#### [WORK REQUIRED]
Determine the number of lines that have the string "title" in them, and give only that number.

[Start of PROVIDED DATA]

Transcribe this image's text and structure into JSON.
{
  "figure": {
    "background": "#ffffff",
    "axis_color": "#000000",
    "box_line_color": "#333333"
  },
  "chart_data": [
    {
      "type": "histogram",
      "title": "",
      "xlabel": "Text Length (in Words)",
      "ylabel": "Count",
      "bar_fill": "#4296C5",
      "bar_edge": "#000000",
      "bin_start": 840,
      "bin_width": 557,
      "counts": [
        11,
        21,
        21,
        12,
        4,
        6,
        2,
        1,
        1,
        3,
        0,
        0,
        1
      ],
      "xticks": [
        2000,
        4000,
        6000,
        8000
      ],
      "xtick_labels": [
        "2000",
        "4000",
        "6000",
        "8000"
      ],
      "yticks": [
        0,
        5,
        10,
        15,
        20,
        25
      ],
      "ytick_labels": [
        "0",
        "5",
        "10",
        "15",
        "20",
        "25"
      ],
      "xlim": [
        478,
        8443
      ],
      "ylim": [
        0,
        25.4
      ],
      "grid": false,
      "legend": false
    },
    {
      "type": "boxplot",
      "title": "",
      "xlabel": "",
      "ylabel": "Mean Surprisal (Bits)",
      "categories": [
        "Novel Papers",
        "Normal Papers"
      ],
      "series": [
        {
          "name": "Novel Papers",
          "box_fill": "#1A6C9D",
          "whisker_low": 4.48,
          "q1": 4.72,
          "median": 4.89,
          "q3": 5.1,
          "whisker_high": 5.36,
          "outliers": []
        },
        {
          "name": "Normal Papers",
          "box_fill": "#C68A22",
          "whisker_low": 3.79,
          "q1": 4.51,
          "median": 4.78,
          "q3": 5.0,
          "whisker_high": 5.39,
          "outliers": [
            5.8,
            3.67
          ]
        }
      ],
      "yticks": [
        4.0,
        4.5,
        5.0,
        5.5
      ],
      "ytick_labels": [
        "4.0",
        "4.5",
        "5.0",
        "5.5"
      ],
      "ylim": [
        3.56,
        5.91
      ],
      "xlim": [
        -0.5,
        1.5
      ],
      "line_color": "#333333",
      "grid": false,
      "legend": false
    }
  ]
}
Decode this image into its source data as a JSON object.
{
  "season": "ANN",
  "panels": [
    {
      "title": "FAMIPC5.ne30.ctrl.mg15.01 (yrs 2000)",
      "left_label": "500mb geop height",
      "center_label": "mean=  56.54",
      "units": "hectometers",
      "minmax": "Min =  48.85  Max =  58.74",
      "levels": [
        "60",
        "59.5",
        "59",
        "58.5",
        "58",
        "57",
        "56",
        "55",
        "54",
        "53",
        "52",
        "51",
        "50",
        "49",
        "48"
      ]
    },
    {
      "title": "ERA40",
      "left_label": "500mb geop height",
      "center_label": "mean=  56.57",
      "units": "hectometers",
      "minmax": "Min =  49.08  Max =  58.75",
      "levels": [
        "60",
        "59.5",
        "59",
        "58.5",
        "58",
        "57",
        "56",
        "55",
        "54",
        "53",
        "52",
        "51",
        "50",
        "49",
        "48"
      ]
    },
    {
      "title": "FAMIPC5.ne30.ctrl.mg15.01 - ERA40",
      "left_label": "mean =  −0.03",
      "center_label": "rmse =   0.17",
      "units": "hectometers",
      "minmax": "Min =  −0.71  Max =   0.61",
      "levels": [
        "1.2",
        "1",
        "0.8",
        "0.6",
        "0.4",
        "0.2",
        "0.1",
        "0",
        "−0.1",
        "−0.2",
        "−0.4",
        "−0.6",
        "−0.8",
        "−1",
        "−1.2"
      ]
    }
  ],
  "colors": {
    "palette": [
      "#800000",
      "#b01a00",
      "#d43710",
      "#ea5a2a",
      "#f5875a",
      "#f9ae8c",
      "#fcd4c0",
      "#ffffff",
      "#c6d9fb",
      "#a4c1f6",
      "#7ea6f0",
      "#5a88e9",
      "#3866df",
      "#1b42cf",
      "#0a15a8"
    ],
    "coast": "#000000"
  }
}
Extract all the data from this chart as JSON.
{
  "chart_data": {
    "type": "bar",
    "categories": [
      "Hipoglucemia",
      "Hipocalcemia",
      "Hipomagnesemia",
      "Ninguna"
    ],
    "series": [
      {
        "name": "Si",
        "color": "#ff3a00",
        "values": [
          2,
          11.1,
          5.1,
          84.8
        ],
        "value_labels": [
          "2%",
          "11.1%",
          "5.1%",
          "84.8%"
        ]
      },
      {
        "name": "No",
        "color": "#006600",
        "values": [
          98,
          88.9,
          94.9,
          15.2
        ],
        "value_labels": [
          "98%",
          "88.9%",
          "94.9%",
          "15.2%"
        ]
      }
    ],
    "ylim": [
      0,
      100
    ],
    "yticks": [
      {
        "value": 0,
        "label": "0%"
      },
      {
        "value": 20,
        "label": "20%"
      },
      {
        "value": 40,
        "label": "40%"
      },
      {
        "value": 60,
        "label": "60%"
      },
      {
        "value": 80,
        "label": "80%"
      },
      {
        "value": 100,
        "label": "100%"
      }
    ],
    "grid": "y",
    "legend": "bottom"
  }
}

[End of PROVIDED DATA]

#### [RESPONSE TO THIS EXERCISE]
5